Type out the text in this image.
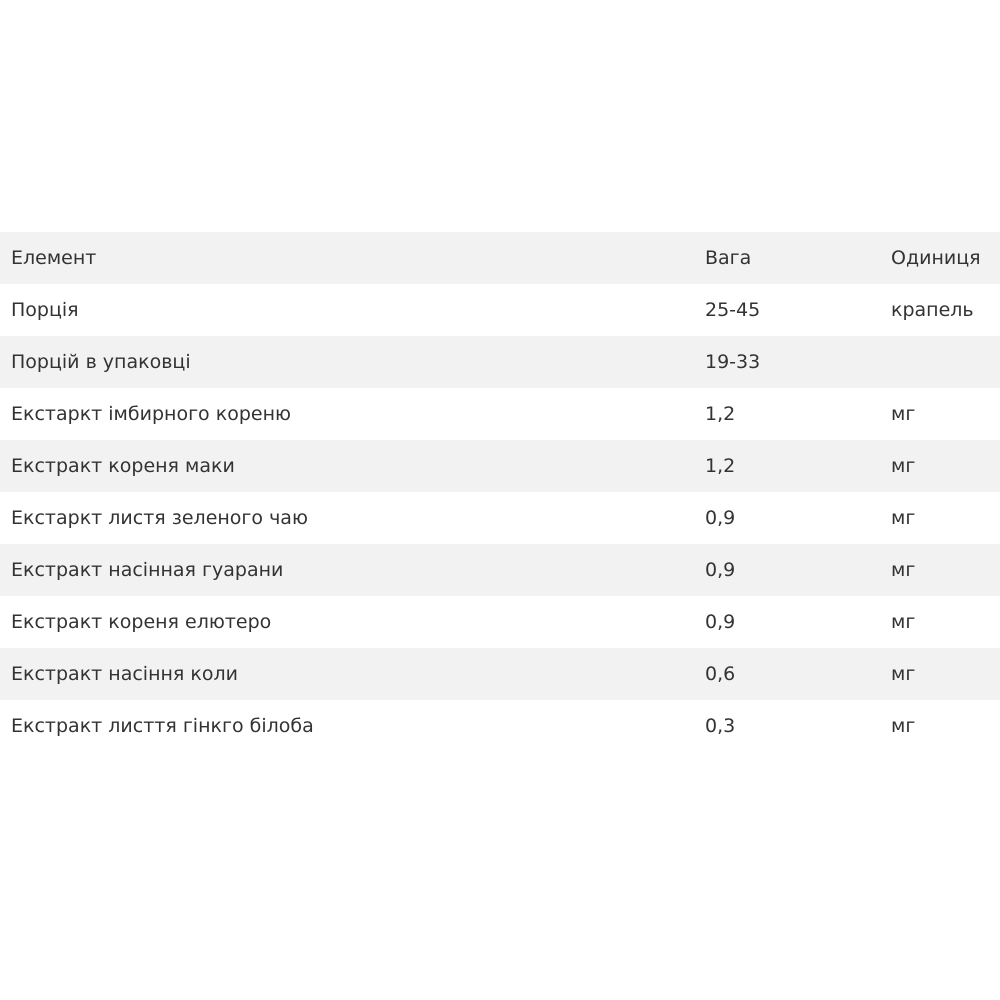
Елемент	Вага	Одиниця
Порція	25-45	крапель
Порцій в упаковці	19-33
Екстаркт імбирного кореню	1,2	мг
Екстракт кореня маки	1,2	мг
Екстаркт листя зеленого чаю	0,9	мг
Екстракт насінная гуарани	0,9	мг
Екстракт кореня елютеро	0,9	мг
Екстракт насіння коли	0,6	мг
Екстракт лисття гінкго білоба	0,3	мг
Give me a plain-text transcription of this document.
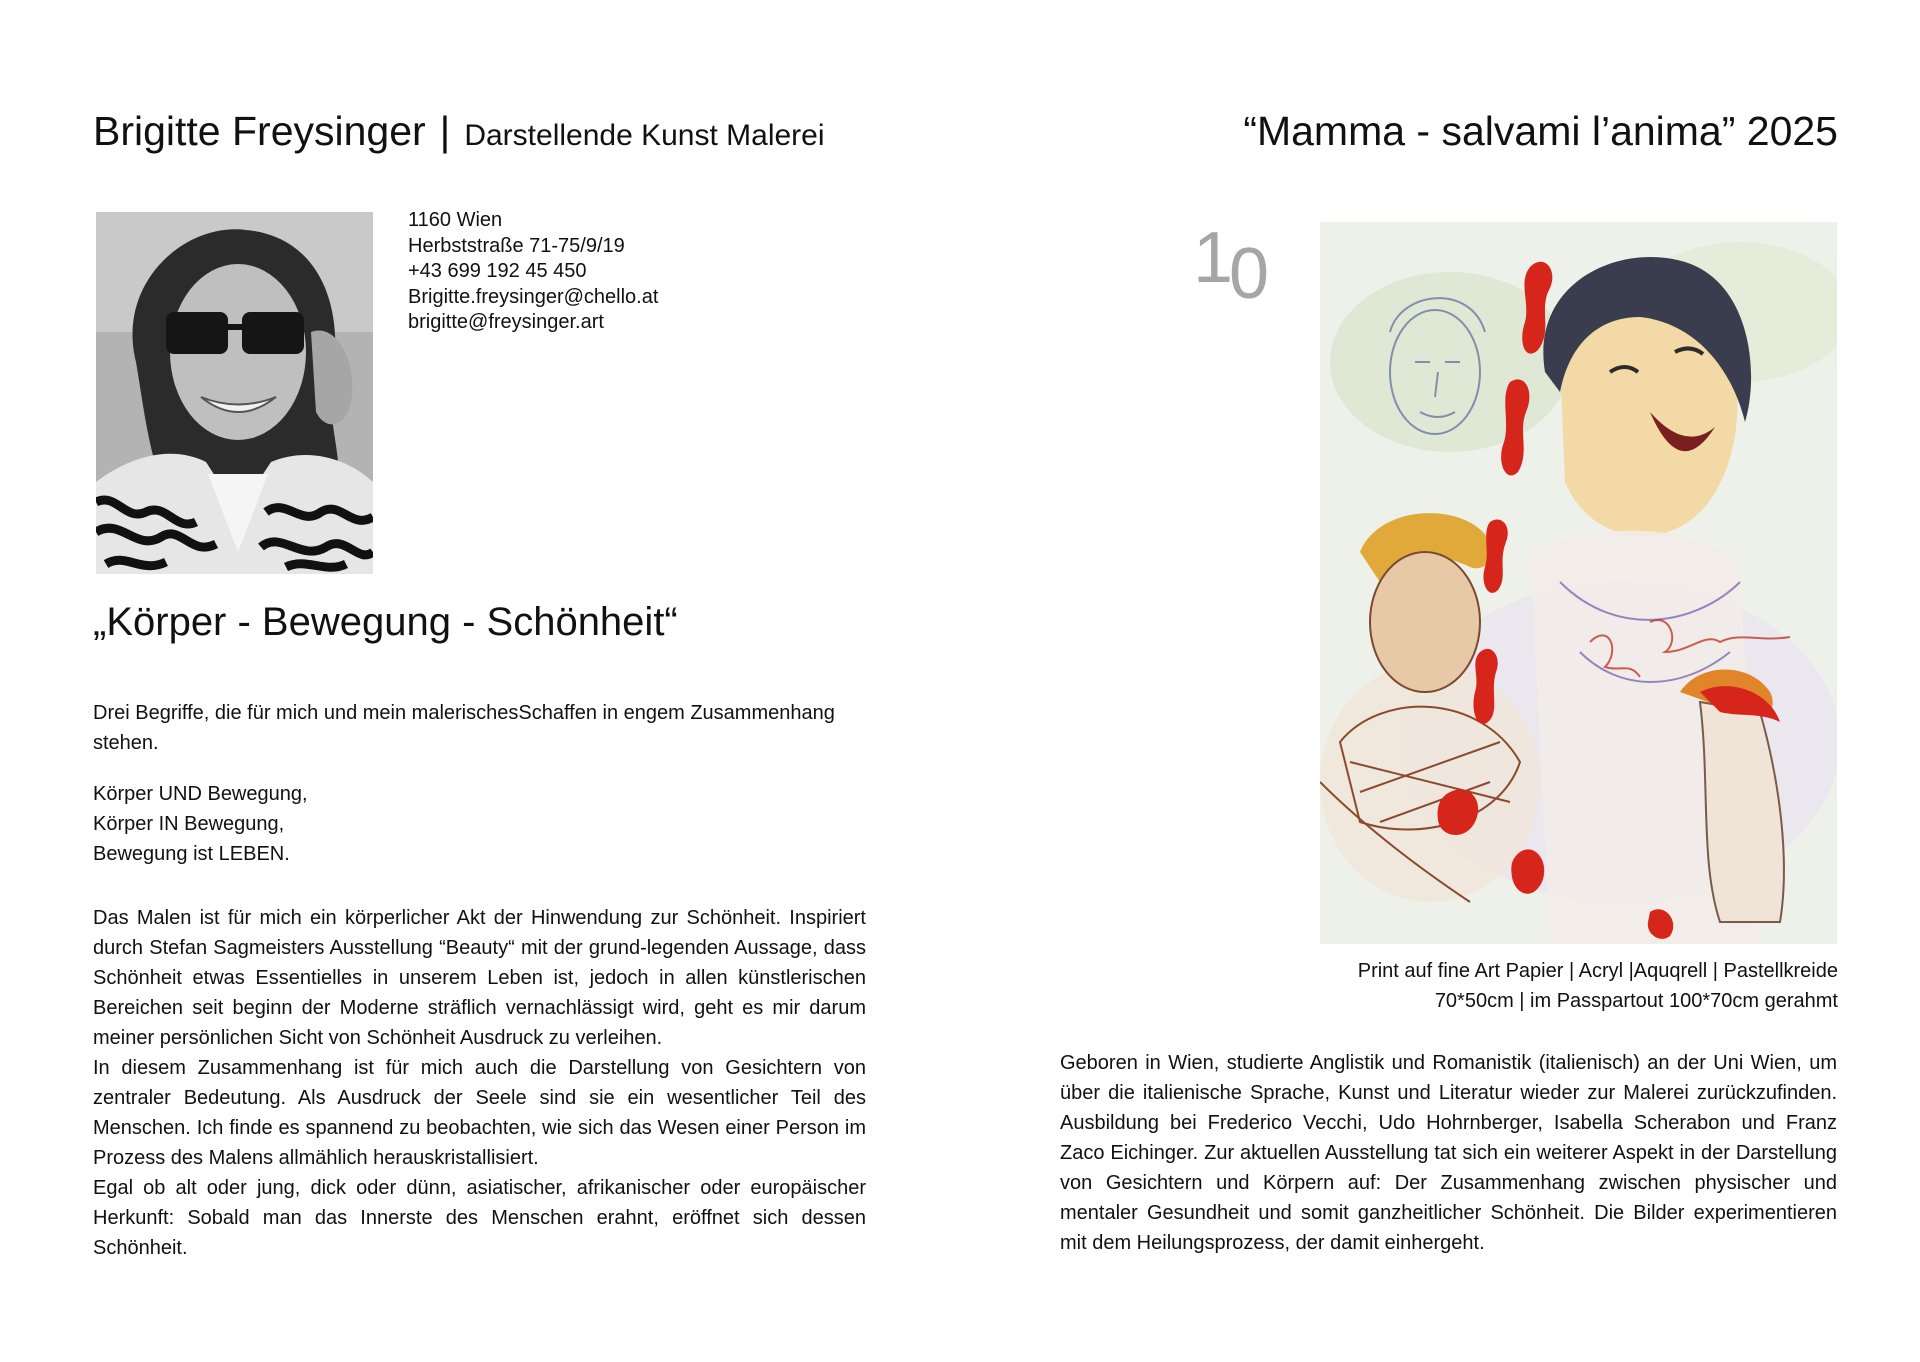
Brigitte Freysinger | Darstellende Kunst Malerei
1160 Wien
Herbststraße 71-75/9/19
+43 699 192 45 450
Brigitte.freysinger@chello.at
brigitte@freysinger.art
„Körper - Bewegung - Schönheit“
Drei Begriffe, die für mich und mein malerischesSchaffen in engem Zusammenhang stehen.
Körper UND Bewegung,
Körper IN Bewegung,
Bewegung ist LEBEN.

Das Malen ist für mich ein körperlicher Akt der Hinwendung zur Schönheit. Inspiriert durch Stefan Sagmeisters Ausstellung “Beauty“ mit der grund-legenden Aussage, dass Schönheit etwas Essentielles in unserem Leben ist, jedoch in allen künstlerischen Bereichen seit beginn der Moderne sträflich vernachlässigt wird, geht es mir darum meiner persönlichen Sicht von Schönheit Ausdruck zu verleihen.

In diesem Zusammenhang ist für mich auch die Darstellung von Gesichtern von zentraler Bedeutung. Als Ausdruck der Seele sind sie ein wesentlicher Teil des Menschen. Ich finde es spannend zu beobachten, wie sich das Wesen einer Person im Prozess des Malens allmählich herauskristallisiert.

Egal ob alt oder jung, dick oder dünn, asiatischer, afrikanischer oder europäischer Herkunft: Sobald man das Innerste des Menschen erahnt, eröffnet sich dessen Schönheit.

“Mamma - salvami l’anima” 2025
10
Print auf fine Art Papier | Acryl |Aquqrell | Pastellkreide
70*50cm | im Passpartout 100*70cm gerahmt
Geboren in Wien, studierte Anglistik und Romanistik (italienisch) an der Uni Wien, um über die italienische Sprache, Kunst und Literatur wieder zur Malerei zurückzufinden. Ausbildung bei Frederico Vecchi, Udo Hohrnberger, Isabella Scherabon und Franz Zaco Eichinger. Zur aktuellen Ausstellung tat sich ein weiterer Aspekt in der Darstellung von Gesichtern und Körpern auf: Der Zusammenhang zwischen physischer und mentaler Gesundheit und somit ganzheitlicher Schönheit. Die Bilder experimentieren mit dem Heilungsprozess, der damit einhergeht.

Exercise objective: Give the count of lines in the data shown above that contain "text", and nothing else.

Answer to this task: 2